◆ **PROBLEM DESCRIPTION**:
Set down each entry from the block beneath, exactly as written.

[Data excerpts]
Start

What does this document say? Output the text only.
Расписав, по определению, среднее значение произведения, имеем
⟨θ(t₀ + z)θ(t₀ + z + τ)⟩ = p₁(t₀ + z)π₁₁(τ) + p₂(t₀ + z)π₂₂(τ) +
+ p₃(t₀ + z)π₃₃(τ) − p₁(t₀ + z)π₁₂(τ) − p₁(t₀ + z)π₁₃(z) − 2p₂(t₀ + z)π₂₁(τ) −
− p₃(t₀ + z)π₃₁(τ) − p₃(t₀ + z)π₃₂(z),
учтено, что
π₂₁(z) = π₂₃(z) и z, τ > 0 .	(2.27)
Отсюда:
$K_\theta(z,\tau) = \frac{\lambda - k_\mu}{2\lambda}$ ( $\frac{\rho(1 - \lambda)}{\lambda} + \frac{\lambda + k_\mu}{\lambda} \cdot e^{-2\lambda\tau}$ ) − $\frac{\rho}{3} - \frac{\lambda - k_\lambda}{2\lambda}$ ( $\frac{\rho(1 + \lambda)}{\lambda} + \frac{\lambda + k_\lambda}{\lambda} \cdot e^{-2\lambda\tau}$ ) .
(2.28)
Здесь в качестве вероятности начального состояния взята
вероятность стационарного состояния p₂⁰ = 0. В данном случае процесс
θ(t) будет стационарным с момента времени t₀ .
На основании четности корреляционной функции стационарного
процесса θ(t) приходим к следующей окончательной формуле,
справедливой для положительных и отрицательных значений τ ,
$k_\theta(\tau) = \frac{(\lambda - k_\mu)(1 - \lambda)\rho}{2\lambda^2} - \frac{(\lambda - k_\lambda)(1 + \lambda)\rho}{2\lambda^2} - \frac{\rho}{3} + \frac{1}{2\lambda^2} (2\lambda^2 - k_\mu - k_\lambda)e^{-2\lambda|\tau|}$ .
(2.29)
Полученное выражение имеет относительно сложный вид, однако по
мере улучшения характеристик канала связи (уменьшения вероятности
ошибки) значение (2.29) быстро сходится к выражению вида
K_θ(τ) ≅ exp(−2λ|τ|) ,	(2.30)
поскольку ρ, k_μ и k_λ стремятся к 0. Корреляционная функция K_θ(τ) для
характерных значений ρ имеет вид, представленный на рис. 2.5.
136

End

◆ **RESPONSE BELOW**:
What does this document say? Output the text only.
Расписав, по определению, среднее значение произведения, имеем
⟨θ(t₀ + z)θ(t₀ + z + τ)⟩ = p₁(t₀ + z)π₁₁(τ) + p₂(t₀ + z)π₂₂(τ) +
+ p₃(t₀ + z)π₃₃(τ) − p₁(t₀ + z)π₁₂(τ) − p₁(t₀ + z)π₁₃(z) − 2p₂(t₀ + z)π₂₁(τ) −
− p₃(t₀ + z)π₃₁(τ) − p₃(t₀ + z)π₃₂(z),
учтено, что
π₂₁(z) = π₂₃(z) и z, τ > 0 .	(2.27)
Отсюда:
$K_\theta(z,\tau) = \frac{\lambda - k_\mu}{2\lambda}$ ( $\frac{\rho(1 - \lambda)}{\lambda} + \frac{\lambda + k_\mu}{\lambda} \cdot e^{-2\lambda\tau}$ ) − $\frac{\rho}{3} - \frac{\lambda - k_\lambda}{2\lambda}$ ( $\frac{\rho(1 + \lambda)}{\lambda} + \frac{\lambda + k_\lambda}{\lambda} \cdot e^{-2\lambda\tau}$ ) .
(2.28)
Здесь в качестве вероятности начального состояния взята
вероятность стационарного состояния p₂⁰ = 0. В данном случае процесс
θ(t) будет стационарным с момента времени t₀ .
На основании четности корреляционной функции стационарного
процесса θ(t) приходим к следующей окончательной формуле,
справедливой для положительных и отрицательных значений τ ,
$k_\theta(\tau) = \frac{(\lambda - k_\mu)(1 - \lambda)\rho}{2\lambda^2} - \frac{(\lambda - k_\lambda)(1 + \lambda)\rho}{2\lambda^2} - \frac{\rho}{3} + \frac{1}{2\lambda^2} (2\lambda^2 - k_\mu - k_\lambda)e^{-2\lambda|\tau|}$ .
(2.29)
Полученное выражение имеет относительно сложный вид, однако по
мере улучшения характеристик канала связи (уменьшения вероятности
ошибки) значение (2.29) быстро сходится к выражению вида
K_θ(τ) ≅ exp(−2λ|τ|) ,	(2.30)
поскольку ρ, k_μ и k_λ стремятся к 0. Корреляционная функция K_θ(τ) для
характерных значений ρ имеет вид, представленный на рис. 2.5.
136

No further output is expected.